EXTRACTED RECORDS
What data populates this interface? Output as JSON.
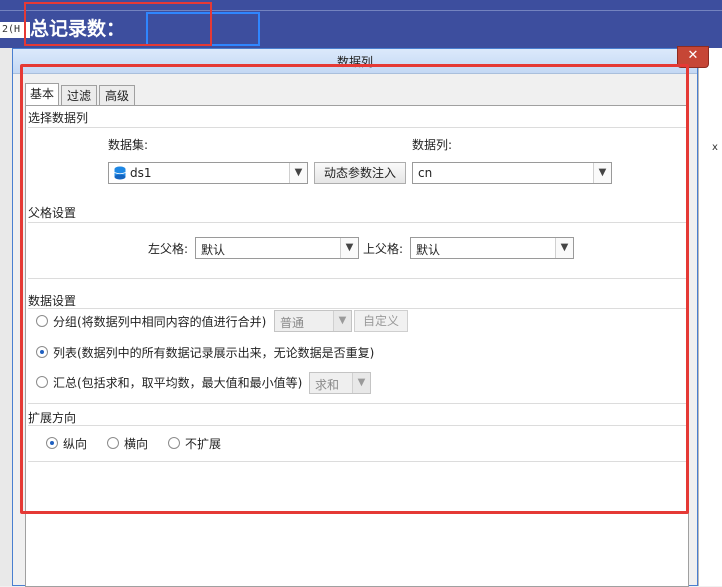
{
  "background": {
    "total_records_label": "总记录数：",
    "row_header": "2(H",
    "right_marker": "x"
  },
  "dialog": {
    "title": "数据列",
    "close_symbol": "✕",
    "tabs": [
      {
        "label": "基本",
        "active": true
      },
      {
        "label": "过滤",
        "active": false
      },
      {
        "label": "高级",
        "active": false
      }
    ]
  },
  "select_column": {
    "section_title": "选择数据列",
    "dataset_label": "数据集:",
    "dataset_value": "ds1",
    "dataset_icon": "database-icon",
    "dynamic_param_button": "动态参数注入",
    "column_label": "数据列:",
    "column_value": "cn"
  },
  "parent_settings": {
    "section_title": "父格设置",
    "left_parent_label": "左父格:",
    "left_parent_value": "默认",
    "top_parent_label": "上父格:",
    "top_parent_value": "默认"
  },
  "data_settings": {
    "section_title": "数据设置",
    "options": [
      {
        "label": "分组(将数据列中相同内容的值进行合并)",
        "checked": false
      },
      {
        "label": "列表(数据列中的所有数据记录展示出来，无论数据是否重复)",
        "checked": true
      },
      {
        "label": "汇总(包括求和，取平均数，最大值和最小值等)",
        "checked": false
      }
    ],
    "group_mode_value": "普通",
    "custom_button": "自定义",
    "summary_mode_value": "求和"
  },
  "expand_direction": {
    "section_title": "扩展方向",
    "options": [
      {
        "label": "纵向",
        "checked": true
      },
      {
        "label": "横向",
        "checked": false
      },
      {
        "label": "不扩展",
        "checked": false
      }
    ]
  },
  "colors": {
    "header_bg": "#3d4e9e",
    "annotation_red": "#e53935",
    "selection_blue": "#2f86ff"
  }
}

PROBLEM TO WORK ON
Omit the pictures and reproduce the listing exactly.

SOLUTION BELOW
What data populates this interface? Output as JSON.
{
  "background": {
    "total_records_label": "总记录数：",
    "row_header": "2(H",
    "right_marker": "x"
  },
  "dialog": {
    "title": "数据列",
    "close_symbol": "✕",
    "tabs": [
      {
        "label": "基本",
        "active": true
      },
      {
        "label": "过滤",
        "active": false
      },
      {
        "label": "高级",
        "active": false
      }
    ]
  },
  "select_column": {
    "section_title": "选择数据列",
    "dataset_label": "数据集:",
    "dataset_value": "ds1",
    "dataset_icon": "database-icon",
    "dynamic_param_button": "动态参数注入",
    "column_label": "数据列:",
    "column_value": "cn"
  },
  "parent_settings": {
    "section_title": "父格设置",
    "left_parent_label": "左父格:",
    "left_parent_value": "默认",
    "top_parent_label": "上父格:",
    "top_parent_value": "默认"
  },
  "data_settings": {
    "section_title": "数据设置",
    "options": [
      {
        "label": "分组(将数据列中相同内容的值进行合并)",
        "checked": false
      },
      {
        "label": "列表(数据列中的所有数据记录展示出来，无论数据是否重复)",
        "checked": true
      },
      {
        "label": "汇总(包括求和，取平均数，最大值和最小值等)",
        "checked": false
      }
    ],
    "group_mode_value": "普通",
    "custom_button": "自定义",
    "summary_mode_value": "求和"
  },
  "expand_direction": {
    "section_title": "扩展方向",
    "options": [
      {
        "label": "纵向",
        "checked": true
      },
      {
        "label": "横向",
        "checked": false
      },
      {
        "label": "不扩展",
        "checked": false
      }
    ]
  },
  "colors": {
    "header_bg": "#3d4e9e",
    "annotation_red": "#e53935",
    "selection_blue": "#2f86ff"
  }
}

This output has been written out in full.